• **YOUR INSTRUCTIONS**
Write out the listing below again, precisely as it is given.

• **EXTRACTED INFORMATION**

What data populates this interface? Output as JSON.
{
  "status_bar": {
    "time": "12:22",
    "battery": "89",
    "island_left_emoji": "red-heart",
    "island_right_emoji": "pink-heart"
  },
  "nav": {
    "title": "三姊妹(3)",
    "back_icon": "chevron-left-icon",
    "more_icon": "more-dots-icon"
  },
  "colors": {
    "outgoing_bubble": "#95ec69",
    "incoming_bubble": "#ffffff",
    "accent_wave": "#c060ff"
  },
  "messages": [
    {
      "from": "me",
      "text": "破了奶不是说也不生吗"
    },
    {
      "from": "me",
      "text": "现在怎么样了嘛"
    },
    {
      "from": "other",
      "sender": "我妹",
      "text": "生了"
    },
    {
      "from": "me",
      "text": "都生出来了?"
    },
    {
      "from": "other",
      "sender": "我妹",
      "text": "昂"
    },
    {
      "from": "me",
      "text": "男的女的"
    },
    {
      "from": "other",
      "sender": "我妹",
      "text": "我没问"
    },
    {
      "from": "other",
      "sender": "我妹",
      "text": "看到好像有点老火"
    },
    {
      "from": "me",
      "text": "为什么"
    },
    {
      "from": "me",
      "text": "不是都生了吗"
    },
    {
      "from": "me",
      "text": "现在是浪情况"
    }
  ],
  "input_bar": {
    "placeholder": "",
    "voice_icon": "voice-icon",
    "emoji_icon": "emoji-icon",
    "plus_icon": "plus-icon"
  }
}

• **FINAL RESULT**
What data populates this interface? Output as JSON.
{
  "status_bar": {
    "time": "12:22",
    "battery": "89",
    "island_left_emoji": "red-heart",
    "island_right_emoji": "pink-heart"
  },
  "nav": {
    "title": "三姊妹(3)",
    "back_icon": "chevron-left-icon",
    "more_icon": "more-dots-icon"
  },
  "colors": {
    "outgoing_bubble": "#95ec69",
    "incoming_bubble": "#ffffff",
    "accent_wave": "#c060ff"
  },
  "messages": [
    {
      "from": "me",
      "text": "破了奶不是说也不生吗"
    },
    {
      "from": "me",
      "text": "现在怎么样了嘛"
    },
    {
      "from": "other",
      "sender": "我妹",
      "text": "生了"
    },
    {
      "from": "me",
      "text": "都生出来了?"
    },
    {
      "from": "other",
      "sender": "我妹",
      "text": "昂"
    },
    {
      "from": "me",
      "text": "男的女的"
    },
    {
      "from": "other",
      "sender": "我妹",
      "text": "我没问"
    },
    {
      "from": "other",
      "sender": "我妹",
      "text": "看到好像有点老火"
    },
    {
      "from": "me",
      "text": "为什么"
    },
    {
      "from": "me",
      "text": "不是都生了吗"
    },
    {
      "from": "me",
      "text": "现在是浪情况"
    }
  ],
  "input_bar": {
    "placeholder": "",
    "voice_icon": "voice-icon",
    "emoji_icon": "emoji-icon",
    "plus_icon": "plus-icon"
  }
}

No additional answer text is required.